• **Goal of the exercise**
Go through the listing beneath this task and return every line that carries the string "elapsed".

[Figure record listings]

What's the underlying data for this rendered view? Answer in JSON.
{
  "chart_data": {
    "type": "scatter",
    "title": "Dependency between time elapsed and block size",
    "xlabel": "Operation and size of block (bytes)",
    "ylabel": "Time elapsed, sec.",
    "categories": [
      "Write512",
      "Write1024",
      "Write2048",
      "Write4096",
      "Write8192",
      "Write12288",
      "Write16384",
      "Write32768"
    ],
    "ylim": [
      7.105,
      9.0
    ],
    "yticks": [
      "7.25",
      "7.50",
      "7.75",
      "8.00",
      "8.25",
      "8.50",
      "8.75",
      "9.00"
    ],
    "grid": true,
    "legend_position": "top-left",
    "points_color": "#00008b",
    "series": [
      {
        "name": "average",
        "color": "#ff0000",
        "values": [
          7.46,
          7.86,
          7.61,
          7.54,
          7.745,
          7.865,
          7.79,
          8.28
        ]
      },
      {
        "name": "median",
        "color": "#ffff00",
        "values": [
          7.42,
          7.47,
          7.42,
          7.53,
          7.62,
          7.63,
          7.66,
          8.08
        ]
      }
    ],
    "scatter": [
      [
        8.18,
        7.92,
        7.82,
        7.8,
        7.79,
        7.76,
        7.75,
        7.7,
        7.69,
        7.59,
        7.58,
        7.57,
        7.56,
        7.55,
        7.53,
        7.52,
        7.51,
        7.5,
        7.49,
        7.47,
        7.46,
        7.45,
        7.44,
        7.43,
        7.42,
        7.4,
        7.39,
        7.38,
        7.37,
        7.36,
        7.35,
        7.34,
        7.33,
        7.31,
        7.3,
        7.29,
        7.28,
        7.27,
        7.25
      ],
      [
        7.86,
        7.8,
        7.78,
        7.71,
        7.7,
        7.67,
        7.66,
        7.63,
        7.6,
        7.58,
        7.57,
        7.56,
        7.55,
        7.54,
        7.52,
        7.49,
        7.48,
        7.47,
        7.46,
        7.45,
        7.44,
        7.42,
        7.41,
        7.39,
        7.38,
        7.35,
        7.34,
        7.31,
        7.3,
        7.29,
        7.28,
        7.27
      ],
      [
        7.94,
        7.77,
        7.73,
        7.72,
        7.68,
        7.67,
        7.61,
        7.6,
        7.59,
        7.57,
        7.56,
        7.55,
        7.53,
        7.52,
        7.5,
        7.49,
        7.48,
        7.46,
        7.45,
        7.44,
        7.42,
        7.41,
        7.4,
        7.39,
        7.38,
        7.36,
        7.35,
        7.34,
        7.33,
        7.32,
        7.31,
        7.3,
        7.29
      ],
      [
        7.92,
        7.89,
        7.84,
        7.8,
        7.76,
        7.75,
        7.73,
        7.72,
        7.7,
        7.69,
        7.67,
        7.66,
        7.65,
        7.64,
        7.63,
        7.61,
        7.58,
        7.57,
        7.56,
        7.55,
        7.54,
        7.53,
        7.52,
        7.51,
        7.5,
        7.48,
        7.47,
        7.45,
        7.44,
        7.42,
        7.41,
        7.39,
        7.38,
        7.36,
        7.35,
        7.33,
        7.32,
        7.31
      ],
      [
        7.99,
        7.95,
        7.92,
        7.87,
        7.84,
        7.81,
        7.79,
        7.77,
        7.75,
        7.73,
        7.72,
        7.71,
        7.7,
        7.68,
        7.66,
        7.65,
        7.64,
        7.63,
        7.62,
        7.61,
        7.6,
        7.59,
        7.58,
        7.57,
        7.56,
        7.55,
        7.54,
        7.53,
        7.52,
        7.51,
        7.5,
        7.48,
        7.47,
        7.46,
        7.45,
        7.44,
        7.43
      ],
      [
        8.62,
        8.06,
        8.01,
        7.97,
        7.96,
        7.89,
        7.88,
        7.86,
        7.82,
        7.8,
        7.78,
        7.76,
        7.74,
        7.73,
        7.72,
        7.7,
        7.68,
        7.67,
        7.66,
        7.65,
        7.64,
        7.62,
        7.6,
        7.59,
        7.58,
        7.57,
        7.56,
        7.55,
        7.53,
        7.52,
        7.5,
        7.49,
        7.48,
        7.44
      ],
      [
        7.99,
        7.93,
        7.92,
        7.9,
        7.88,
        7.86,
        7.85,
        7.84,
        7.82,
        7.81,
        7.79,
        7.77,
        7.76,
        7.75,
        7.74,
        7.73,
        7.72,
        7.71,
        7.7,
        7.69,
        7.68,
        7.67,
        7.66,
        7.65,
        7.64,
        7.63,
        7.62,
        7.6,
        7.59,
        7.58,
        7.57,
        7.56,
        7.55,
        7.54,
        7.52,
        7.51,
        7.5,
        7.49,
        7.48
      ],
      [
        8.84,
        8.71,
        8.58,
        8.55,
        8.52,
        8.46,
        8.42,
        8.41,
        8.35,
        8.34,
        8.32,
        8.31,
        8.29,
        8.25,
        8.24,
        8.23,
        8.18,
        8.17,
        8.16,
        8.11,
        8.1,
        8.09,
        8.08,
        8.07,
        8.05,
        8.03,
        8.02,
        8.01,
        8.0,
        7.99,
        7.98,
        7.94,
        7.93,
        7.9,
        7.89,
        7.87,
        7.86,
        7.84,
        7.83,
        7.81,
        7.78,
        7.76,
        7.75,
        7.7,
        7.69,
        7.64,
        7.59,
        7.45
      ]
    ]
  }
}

• **Output below**
    "title": "Dependency between time elapsed and block size",
    "ylabel": "Time elapsed, sec.",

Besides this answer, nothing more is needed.